(Task prompt):
Search the data for the word "数千种易学资料特卖" and copy every line where it occurs.

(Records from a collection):

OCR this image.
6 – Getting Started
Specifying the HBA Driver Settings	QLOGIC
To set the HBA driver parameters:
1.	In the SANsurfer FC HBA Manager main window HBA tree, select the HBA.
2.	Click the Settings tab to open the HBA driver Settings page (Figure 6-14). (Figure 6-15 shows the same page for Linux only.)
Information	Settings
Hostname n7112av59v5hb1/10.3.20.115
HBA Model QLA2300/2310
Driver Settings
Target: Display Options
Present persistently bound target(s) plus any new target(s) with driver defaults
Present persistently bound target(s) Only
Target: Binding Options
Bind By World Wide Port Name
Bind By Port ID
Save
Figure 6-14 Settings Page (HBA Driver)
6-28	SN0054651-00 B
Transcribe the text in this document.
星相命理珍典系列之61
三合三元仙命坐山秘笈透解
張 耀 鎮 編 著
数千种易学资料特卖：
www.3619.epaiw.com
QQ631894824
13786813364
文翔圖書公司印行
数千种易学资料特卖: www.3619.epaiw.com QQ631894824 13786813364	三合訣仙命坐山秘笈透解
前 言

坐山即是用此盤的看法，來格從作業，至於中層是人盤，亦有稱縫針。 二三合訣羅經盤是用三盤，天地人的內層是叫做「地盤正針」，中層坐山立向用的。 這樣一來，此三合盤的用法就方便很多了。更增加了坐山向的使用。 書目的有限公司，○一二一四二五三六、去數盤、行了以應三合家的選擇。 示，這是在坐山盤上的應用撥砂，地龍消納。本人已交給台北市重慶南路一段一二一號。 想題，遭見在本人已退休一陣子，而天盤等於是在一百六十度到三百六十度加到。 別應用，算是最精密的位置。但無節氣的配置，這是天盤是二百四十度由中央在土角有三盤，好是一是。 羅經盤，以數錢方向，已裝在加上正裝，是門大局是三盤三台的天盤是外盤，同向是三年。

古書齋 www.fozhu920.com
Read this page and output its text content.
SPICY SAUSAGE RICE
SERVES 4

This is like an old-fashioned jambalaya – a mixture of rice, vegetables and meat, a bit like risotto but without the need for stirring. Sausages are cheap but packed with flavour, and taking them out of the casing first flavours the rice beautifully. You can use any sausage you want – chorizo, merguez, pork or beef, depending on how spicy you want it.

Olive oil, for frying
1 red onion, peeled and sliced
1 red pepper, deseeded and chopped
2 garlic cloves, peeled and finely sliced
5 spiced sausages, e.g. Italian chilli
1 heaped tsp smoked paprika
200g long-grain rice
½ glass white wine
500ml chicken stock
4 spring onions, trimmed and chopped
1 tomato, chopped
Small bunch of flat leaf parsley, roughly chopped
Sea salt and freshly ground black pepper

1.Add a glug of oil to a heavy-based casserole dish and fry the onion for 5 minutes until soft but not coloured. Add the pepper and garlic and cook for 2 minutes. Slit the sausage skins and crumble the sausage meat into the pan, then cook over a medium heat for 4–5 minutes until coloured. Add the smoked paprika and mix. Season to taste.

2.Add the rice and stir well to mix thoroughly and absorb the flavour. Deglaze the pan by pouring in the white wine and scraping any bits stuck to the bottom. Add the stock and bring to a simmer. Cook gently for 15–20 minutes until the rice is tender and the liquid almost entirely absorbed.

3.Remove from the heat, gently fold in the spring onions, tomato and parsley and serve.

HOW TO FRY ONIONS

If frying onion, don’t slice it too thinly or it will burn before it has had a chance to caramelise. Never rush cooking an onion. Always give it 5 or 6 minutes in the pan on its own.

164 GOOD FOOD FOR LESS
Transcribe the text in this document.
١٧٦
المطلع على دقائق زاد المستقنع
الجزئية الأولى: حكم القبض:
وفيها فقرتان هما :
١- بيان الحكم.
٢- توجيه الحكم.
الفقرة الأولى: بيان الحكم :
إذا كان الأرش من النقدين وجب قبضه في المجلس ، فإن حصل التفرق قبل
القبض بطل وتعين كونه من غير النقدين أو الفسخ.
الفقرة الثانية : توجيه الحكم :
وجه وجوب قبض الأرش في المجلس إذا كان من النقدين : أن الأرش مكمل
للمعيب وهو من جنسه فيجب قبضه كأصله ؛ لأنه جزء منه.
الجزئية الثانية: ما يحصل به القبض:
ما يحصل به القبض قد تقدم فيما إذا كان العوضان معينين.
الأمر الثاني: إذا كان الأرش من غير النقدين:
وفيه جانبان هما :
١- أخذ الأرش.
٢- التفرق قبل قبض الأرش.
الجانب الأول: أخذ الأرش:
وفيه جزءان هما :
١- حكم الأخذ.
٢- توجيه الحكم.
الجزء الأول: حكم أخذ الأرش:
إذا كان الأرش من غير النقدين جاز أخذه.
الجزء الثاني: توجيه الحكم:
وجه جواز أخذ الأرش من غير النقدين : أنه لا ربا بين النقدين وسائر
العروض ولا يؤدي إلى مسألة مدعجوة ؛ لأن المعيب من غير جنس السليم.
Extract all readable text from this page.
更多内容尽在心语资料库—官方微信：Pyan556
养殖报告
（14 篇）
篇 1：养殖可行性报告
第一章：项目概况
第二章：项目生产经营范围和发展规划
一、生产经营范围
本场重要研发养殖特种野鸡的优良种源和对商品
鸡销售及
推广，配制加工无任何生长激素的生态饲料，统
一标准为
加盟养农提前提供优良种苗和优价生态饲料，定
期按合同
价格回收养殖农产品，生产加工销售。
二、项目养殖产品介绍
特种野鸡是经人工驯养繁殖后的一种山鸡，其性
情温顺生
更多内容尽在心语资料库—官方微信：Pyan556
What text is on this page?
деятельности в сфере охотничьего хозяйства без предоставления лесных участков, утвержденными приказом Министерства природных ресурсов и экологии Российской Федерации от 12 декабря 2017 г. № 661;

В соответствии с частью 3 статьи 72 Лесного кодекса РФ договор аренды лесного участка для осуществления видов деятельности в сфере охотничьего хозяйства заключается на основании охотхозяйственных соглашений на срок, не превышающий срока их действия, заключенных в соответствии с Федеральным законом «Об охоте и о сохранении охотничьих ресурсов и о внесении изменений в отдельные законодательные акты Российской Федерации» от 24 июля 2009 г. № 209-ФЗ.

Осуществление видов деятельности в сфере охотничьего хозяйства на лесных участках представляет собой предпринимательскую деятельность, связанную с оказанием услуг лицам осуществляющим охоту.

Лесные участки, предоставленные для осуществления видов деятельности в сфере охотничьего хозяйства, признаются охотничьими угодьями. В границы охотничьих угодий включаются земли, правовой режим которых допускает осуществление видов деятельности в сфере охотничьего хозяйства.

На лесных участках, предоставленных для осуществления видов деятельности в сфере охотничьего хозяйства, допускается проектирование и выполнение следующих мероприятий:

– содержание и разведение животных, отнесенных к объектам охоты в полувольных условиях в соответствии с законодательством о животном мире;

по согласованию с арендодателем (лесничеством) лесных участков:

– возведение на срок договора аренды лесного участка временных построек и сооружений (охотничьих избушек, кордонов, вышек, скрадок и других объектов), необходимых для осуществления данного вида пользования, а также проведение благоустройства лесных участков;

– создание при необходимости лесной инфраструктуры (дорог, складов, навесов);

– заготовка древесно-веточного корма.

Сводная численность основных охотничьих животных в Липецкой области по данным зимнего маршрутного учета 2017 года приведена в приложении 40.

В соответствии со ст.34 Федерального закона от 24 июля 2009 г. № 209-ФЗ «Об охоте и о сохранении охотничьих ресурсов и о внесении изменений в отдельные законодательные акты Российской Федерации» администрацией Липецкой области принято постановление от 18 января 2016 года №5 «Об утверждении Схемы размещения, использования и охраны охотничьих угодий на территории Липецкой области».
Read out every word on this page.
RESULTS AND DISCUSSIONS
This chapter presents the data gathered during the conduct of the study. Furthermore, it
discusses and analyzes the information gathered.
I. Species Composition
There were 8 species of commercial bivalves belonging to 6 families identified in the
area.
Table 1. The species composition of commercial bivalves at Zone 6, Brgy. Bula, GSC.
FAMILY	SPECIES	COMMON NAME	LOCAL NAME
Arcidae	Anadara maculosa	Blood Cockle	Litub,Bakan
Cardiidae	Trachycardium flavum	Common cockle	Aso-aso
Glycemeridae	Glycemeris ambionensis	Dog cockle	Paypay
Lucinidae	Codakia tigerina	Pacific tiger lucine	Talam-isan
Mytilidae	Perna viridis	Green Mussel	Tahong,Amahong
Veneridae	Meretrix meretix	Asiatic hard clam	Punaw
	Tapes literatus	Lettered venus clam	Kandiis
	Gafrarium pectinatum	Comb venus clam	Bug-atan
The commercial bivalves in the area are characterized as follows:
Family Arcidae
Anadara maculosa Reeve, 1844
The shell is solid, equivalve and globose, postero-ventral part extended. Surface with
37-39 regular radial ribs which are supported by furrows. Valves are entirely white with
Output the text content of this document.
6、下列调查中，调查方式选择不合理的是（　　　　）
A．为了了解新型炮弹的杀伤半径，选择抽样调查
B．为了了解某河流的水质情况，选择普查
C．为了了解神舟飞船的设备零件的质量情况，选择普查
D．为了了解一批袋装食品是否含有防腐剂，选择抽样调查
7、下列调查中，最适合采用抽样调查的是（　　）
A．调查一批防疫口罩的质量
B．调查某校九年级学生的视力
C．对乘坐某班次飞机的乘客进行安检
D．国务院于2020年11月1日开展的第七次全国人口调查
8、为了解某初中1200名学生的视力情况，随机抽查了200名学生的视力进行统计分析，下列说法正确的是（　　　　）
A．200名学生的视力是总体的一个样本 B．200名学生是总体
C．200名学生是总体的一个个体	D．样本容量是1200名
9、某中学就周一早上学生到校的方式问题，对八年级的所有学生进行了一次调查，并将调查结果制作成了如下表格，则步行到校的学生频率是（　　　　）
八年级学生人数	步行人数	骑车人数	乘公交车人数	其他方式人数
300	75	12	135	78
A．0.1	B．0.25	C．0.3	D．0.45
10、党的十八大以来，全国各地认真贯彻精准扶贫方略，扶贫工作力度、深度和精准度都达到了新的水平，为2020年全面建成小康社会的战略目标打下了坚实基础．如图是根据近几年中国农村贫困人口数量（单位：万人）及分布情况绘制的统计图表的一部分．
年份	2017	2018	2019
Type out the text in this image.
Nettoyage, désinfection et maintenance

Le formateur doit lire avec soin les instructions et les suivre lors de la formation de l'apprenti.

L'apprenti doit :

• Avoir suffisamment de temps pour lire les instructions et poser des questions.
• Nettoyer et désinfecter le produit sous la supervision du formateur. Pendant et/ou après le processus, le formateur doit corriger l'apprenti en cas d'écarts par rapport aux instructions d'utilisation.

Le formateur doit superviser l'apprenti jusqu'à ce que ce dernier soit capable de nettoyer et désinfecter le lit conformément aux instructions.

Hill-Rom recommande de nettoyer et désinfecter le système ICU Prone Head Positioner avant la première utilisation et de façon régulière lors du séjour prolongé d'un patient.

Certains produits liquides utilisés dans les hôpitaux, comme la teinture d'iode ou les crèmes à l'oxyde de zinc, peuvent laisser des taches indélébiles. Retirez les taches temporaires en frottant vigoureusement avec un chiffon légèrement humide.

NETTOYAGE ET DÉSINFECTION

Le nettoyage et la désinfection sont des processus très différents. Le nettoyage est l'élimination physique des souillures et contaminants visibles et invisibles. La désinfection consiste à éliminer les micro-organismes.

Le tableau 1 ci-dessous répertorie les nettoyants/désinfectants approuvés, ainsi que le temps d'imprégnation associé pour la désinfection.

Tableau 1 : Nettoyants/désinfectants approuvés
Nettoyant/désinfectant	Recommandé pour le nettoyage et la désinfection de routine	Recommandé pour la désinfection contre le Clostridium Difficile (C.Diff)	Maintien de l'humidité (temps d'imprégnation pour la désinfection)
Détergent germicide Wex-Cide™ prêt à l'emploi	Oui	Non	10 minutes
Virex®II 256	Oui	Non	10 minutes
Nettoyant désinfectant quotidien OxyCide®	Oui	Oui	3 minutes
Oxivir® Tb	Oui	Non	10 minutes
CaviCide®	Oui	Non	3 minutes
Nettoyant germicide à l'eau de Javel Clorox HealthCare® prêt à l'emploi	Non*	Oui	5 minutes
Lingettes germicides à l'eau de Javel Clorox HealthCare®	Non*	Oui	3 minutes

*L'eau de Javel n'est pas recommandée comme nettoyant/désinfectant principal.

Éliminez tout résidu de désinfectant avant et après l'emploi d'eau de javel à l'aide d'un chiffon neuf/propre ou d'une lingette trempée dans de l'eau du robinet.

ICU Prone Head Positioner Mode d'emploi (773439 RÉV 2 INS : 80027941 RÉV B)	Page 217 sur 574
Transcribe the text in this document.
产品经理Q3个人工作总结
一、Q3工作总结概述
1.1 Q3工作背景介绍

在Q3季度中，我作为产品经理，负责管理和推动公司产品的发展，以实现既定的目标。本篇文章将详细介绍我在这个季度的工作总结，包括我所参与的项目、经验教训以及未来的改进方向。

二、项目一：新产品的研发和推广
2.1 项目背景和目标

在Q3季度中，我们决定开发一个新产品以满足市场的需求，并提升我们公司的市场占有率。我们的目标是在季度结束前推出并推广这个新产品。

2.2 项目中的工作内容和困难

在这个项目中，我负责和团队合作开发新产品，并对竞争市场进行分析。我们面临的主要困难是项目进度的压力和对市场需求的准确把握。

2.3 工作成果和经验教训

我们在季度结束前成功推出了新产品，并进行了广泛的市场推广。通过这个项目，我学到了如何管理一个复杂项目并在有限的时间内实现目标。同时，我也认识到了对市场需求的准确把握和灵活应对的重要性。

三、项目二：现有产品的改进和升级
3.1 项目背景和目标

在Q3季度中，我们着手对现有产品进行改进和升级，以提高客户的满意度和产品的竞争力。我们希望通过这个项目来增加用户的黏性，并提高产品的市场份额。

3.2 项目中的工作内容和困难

(Exercise solution):
数千种易学资料特卖：
数千种易学资料特卖: www.3619.epaiw.com QQ631894824 13786813364	三合訣仙命坐山秘笈透解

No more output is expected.